DOCUMENT SEGMENT.

--- Begin ---

Arkay had deposited $10,000 with DKT, to be later placed in the escrow. DKT returned Arkay's deposit about two weeks after Ocean Air's breach. The deposit had been held in DKT's trust account; nothing had ever entered escrow. The referee further found that Arkay and DKT had fully performed insofar as Ocean Air and Cox had not, by their breach, excused such performance.

Return of Arkay's Deposit


Ocean Air contends that when DKT returned Arkay's deposit, after the time for performance had passed, Arkay could not thereafter recover damages for Ocean Air's breach. DKT never placed the deposit into escrow, because Cox failed to attend meetings scheduled for finalization of escrow instructions. The deposit was held by DKT as evidence of good faith, and apparently was returned on DKT's initiative. We cannot imply a demand and election of remedies in such a situation, as Ocean Air would have us do.


The measure of damages for breach of an agreement to convey real estate is the price paid, "but adding thereto, in the case of bad faith, the difference between the price agreed to be paid and the value of the estate agreed to be conveyed, at the time of the breach. . . ." Cal.Civ.Code Sec. 3306 (1954). The vendee is "entitled to the return of the principal paid," Engasser v. Jones, 88 Cal.App.2d 171, 176, 198 P.2d 546, 549 (1948); and interest thereon, Rasmussen v. Moe, 138 Cal.App.2d 499, 504, 292 P.2d 226 (1956). Where the seller breaches in bad faith, as Ocean Air did here, the buyer is entitled to damages for the loss of his bargain plus payments and advances under the contract. Eastwood Homes, Inc. v. Hudson, 161 Cal.App.2d 532, 327 P.2d 29 (1958); Dempsey v. Stauffer (3 Cir. 1962), 312 F.2d 360, 363-364. A non-breaching buyer, such as Arkay here, may withdraw his deposit and still sue for damages arising from the seller's breach. Jeppi v. Brockman Holding Co., 34 Cal. 2d 11, 18, 206 P.2d 847 851 (1949); Johnson v. Goldberg, 130 Cal.App.2d 571, 279 P.2d 131 (1955).

--- End ---

REQUESTS.
1 – Answer these from the excerpt on Arkay's deposit:
(a) How much had Arkay deposited with DKT?
(b) Why did DKT never put the deposit into escrow?
(c) What may a non-breaching buyer do with a deposit?
2 – Summarize the excerpt on Arkay's deposit in two sentences.
3 – Revise a part of the excerpt on Arkay's deposit, replacing "Cox" with "the other party". Begin at the words "Return of Arkay's" and stop after "have us do.".
The data that follows is not needed for any of this.

DATASET EXCERPT.

--- Begin ---

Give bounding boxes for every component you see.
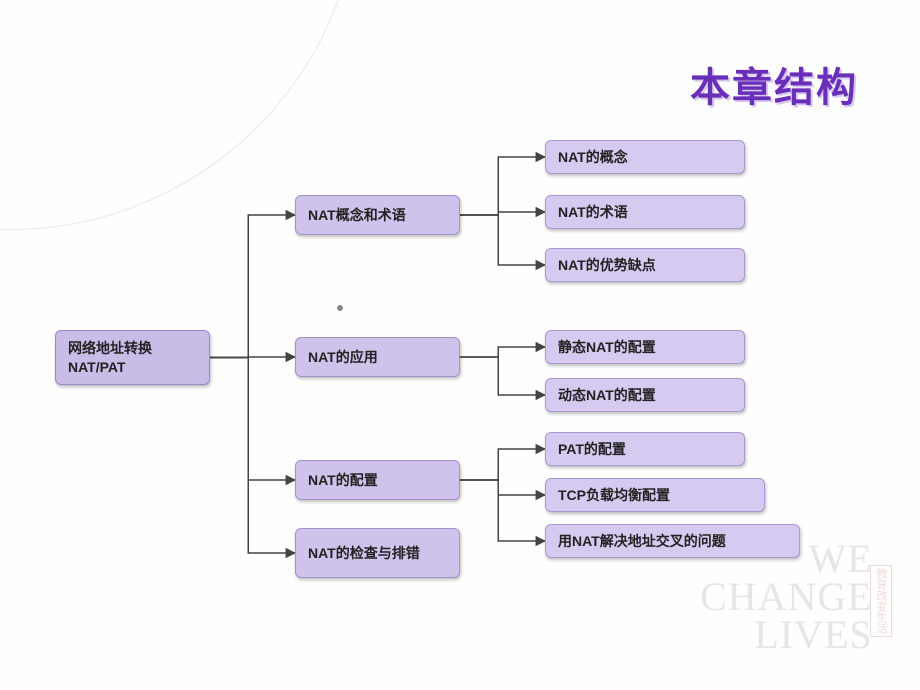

--- End ---

SET OF ANSWERS.
1 –
(a) $10,000.
(b) Cox failed to attend meetings scheduled for finalization of escrow instructions.
(c) Withdraw it and still sue for damages arising from the seller's breach.

2 – DKT returned Arkay's $10,000 deposit, which had never entered escrow, about two weeks after Ocean Air's breach, and Ocean Air argues that this return barred Arkay from recovering damages. The court rejects that argument, holding that a non-breaching buyer may withdraw a deposit and still sue for damages, and that when a seller breaches in bad faith, as Ocean Air did, the buyer may recover for the loss of the bargain plus payments and advances.

3 –
Return of Arkay's Deposit


Ocean Air contends that when DKT returned Arkay's deposit, after the time for performance had passed, Arkay could not thereafter recover damages for Ocean Air's breach. DKT never placed the deposit into escrow, because the other party failed to attend meetings scheduled for finalization of escrow instructions. The deposit was held by DKT as evidence of good faith, and apparently was returned on DKT's initiative. We cannot imply a demand and election of remedies in such a situation, as Ocean Air would have us do.